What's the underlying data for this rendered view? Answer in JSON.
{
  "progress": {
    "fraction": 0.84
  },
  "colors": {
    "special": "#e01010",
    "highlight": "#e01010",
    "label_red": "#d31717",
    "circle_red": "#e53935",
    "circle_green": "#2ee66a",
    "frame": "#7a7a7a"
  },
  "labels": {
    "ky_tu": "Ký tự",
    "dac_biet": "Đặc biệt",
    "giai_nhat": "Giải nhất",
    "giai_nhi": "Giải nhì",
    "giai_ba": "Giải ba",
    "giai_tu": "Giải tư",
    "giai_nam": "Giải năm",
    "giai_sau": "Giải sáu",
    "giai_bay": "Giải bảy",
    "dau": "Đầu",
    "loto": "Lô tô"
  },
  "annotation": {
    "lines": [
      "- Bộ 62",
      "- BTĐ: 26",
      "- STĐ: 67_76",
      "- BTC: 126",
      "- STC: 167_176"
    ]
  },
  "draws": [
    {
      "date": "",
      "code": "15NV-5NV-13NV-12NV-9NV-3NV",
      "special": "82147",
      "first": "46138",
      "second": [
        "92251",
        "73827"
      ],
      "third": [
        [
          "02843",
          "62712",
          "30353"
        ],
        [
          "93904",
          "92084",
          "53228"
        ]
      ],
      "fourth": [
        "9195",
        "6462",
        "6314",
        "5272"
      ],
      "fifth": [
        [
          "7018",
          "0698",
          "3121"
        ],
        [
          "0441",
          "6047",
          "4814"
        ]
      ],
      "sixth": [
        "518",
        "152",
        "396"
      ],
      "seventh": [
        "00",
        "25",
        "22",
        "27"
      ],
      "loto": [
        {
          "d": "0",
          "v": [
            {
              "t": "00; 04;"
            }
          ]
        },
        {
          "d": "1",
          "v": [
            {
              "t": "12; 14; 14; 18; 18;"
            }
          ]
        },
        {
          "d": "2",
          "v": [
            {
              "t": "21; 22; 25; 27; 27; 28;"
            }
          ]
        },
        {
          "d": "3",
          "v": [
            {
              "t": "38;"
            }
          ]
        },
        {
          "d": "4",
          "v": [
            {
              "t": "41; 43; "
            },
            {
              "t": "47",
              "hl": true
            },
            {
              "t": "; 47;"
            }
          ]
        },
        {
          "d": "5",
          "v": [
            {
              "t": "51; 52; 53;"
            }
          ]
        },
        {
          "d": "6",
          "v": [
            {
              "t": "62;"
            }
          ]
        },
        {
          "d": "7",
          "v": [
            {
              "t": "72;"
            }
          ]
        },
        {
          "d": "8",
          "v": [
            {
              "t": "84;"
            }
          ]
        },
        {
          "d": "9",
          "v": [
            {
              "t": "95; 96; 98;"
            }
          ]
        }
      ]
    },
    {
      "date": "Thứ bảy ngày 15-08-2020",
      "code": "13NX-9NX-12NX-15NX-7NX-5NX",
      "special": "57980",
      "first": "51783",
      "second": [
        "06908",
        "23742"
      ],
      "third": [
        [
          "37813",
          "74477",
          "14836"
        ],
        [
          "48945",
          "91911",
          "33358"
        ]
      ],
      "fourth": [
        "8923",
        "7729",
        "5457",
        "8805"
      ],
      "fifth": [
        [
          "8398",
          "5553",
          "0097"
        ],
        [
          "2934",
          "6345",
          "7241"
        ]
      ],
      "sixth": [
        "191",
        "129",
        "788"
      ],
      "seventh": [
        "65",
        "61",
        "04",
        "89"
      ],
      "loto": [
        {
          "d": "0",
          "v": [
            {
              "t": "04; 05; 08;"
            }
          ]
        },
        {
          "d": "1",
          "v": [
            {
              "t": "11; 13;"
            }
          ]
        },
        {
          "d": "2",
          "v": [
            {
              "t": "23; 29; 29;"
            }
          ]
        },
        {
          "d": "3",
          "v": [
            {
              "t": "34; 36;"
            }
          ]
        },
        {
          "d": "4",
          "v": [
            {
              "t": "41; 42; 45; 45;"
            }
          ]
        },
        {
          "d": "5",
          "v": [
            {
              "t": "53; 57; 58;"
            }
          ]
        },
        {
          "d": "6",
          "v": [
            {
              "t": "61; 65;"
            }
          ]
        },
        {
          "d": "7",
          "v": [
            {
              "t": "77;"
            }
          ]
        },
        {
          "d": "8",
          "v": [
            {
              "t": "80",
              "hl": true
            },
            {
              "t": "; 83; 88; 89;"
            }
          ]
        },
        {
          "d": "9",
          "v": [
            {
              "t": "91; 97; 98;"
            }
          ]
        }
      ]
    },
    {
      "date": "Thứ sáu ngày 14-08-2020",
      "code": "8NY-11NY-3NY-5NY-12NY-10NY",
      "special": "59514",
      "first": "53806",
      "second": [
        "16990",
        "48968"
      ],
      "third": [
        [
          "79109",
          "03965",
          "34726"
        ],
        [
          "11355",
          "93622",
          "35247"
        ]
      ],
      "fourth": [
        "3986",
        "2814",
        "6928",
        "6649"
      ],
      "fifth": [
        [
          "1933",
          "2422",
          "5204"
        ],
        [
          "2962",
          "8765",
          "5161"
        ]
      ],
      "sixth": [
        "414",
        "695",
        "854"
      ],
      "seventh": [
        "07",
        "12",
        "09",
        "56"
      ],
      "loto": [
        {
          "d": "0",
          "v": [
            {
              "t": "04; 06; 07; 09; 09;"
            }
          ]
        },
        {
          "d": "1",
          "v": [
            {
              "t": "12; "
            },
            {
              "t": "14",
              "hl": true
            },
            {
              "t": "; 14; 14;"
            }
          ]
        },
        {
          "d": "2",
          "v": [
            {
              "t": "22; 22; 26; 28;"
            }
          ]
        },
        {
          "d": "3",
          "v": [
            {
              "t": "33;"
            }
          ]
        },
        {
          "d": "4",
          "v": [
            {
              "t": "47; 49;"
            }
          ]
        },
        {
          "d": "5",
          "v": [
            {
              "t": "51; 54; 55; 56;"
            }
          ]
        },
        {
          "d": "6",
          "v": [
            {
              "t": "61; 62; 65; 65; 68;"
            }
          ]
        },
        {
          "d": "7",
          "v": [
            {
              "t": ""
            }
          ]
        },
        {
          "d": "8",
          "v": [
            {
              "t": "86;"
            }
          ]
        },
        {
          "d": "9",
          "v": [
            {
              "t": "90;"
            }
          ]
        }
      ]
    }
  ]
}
● ● ● ●
WHAT TO WORK ON: Output every line above without altering anything.

TASK SOLUTION:
What's the underlying data for this rendered view? Answer in JSON.
{
  "progress": {
    "fraction": 0.84
  },
  "colors": {
    "special": "#e01010",
    "highlight": "#e01010",
    "label_red": "#d31717",
    "circle_red": "#e53935",
    "circle_green": "#2ee66a",
    "frame": "#7a7a7a"
  },
  "labels": {
    "ky_tu": "Ký tự",
    "dac_biet": "Đặc biệt",
    "giai_nhat": "Giải nhất",
    "giai_nhi": "Giải nhì",
    "giai_ba": "Giải ba",
    "giai_tu": "Giải tư",
    "giai_nam": "Giải năm",
    "giai_sau": "Giải sáu",
    "giai_bay": "Giải bảy",
    "dau": "Đầu",
    "loto": "Lô tô"
  },
  "annotation": {
    "lines": [
      "- Bộ 62",
      "- BTĐ: 26",
      "- STĐ: 67_76",
      "- BTC: 126",
      "- STC: 167_176"
    ]
  },
  "draws": [
    {
      "date": "",
      "code": "15NV-5NV-13NV-12NV-9NV-3NV",
      "special": "82147",
      "first": "46138",
      "second": [
        "92251",
        "73827"
      ],
      "third": [
        [
          "02843",
          "62712",
          "30353"
        ],
        [
          "93904",
          "92084",
          "53228"
        ]
      ],
      "fourth": [
        "9195",
        "6462",
        "6314",
        "5272"
      ],
      "fifth": [
        [
          "7018",
          "0698",
          "3121"
        ],
        [
          "0441",
          "6047",
          "4814"
        ]
      ],
      "sixth": [
        "518",
        "152",
        "396"
      ],
      "seventh": [
        "00",
        "25",
        "22",
        "27"
      ],
      "loto": [
        {
          "d": "0",
          "v": [
            {
              "t": "00; 04;"
            }
          ]
        },
        {
          "d": "1",
          "v": [
            {
              "t": "12; 14; 14; 18; 18;"
            }
          ]
        },
        {
          "d": "2",
          "v": [
            {
              "t": "21; 22; 25; 27; 27; 28;"
            }
          ]
        },
        {
          "d": "3",
          "v": [
            {
              "t": "38;"
            }
          ]
        },
        {
          "d": "4",
          "v": [
            {
              "t": "41; 43; "
            },
            {
              "t": "47",
              "hl": true
            },
            {
              "t": "; 47;"
            }
          ]
        },
        {
          "d": "5",
          "v": [
            {
              "t": "51; 52; 53;"
            }
          ]
        },
        {
          "d": "6",
          "v": [
            {
              "t": "62;"
            }
          ]
        },
        {
          "d": "7",
          "v": [
            {
              "t": "72;"
            }
          ]
        },
        {
          "d": "8",
          "v": [
            {
              "t": "84;"
            }
          ]
        },
        {
          "d": "9",
          "v": [
            {
              "t": "95; 96; 98;"
            }
          ]
        }
      ]
    },
    {
      "date": "Thứ bảy ngày 15-08-2020",
      "code": "13NX-9NX-12NX-15NX-7NX-5NX",
      "special": "57980",
      "first": "51783",
      "second": [
        "06908",
        "23742"
      ],
      "third": [
        [
          "37813",
          "74477",
          "14836"
        ],
        [
          "48945",
          "91911",
          "33358"
        ]
      ],
      "fourth": [
        "8923",
        "7729",
        "5457",
        "8805"
      ],
      "fifth": [
        [
          "8398",
          "5553",
          "0097"
        ],
        [
          "2934",
          "6345",
          "7241"
        ]
      ],
      "sixth": [
        "191",
        "129",
        "788"
      ],
      "seventh": [
        "65",
        "61",
        "04",
        "89"
      ],
      "loto": [
        {
          "d": "0",
          "v": [
            {
              "t": "04; 05; 08;"
            }
          ]
        },
        {
          "d": "1",
          "v": [
            {
              "t": "11; 13;"
            }
          ]
        },
        {
          "d": "2",
          "v": [
            {
              "t": "23; 29; 29;"
            }
          ]
        },
        {
          "d": "3",
          "v": [
            {
              "t": "34; 36;"
            }
          ]
        },
        {
          "d": "4",
          "v": [
            {
              "t": "41; 42; 45; 45;"
            }
          ]
        },
        {
          "d": "5",
          "v": [
            {
              "t": "53; 57; 58;"
            }
          ]
        },
        {
          "d": "6",
          "v": [
            {
              "t": "61; 65;"
            }
          ]
        },
        {
          "d": "7",
          "v": [
            {
              "t": "77;"
            }
          ]
        },
        {
          "d": "8",
          "v": [
            {
              "t": "80",
              "hl": true
            },
            {
              "t": "; 83; 88; 89;"
            }
          ]
        },
        {
          "d": "9",
          "v": [
            {
              "t": "91; 97; 98;"
            }
          ]
        }
      ]
    },
    {
      "date": "Thứ sáu ngày 14-08-2020",
      "code": "8NY-11NY-3NY-5NY-12NY-10NY",
      "special": "59514",
      "first": "53806",
      "second": [
        "16990",
        "48968"
      ],
      "third": [
        [
          "79109",
          "03965",
          "34726"
        ],
        [
          "11355",
          "93622",
          "35247"
        ]
      ],
      "fourth": [
        "3986",
        "2814",
        "6928",
        "6649"
      ],
      "fifth": [
        [
          "1933",
          "2422",
          "5204"
        ],
        [
          "2962",
          "8765",
          "5161"
        ]
      ],
      "sixth": [
        "414",
        "695",
        "854"
      ],
      "seventh": [
        "07",
        "12",
        "09",
        "56"
      ],
      "loto": [
        {
          "d": "0",
          "v": [
            {
              "t": "04; 06; 07; 09; 09;"
            }
          ]
        },
        {
          "d": "1",
          "v": [
            {
              "t": "12; "
            },
            {
              "t": "14",
              "hl": true
            },
            {
              "t": "; 14; 14;"
            }
          ]
        },
        {
          "d": "2",
          "v": [
            {
              "t": "22; 22; 26; 28;"
            }
          ]
        },
        {
          "d": "3",
          "v": [
            {
              "t": "33;"
            }
          ]
        },
        {
          "d": "4",
          "v": [
            {
              "t": "47; 49;"
            }
          ]
        },
        {
          "d": "5",
          "v": [
            {
              "t": "51; 54; 55; 56;"
            }
          ]
        },
        {
          "d": "6",
          "v": [
            {
              "t": "61; 62; 65; 65; 68;"
            }
          ]
        },
        {
          "d": "7",
          "v": [
            {
              "t": ""
            }
          ]
        },
        {
          "d": "8",
          "v": [
            {
              "t": "86;"
            }
          ]
        },
        {
          "d": "9",
          "v": [
            {
              "t": "90;"
            }
          ]
        }
      ]
    }
  ]
}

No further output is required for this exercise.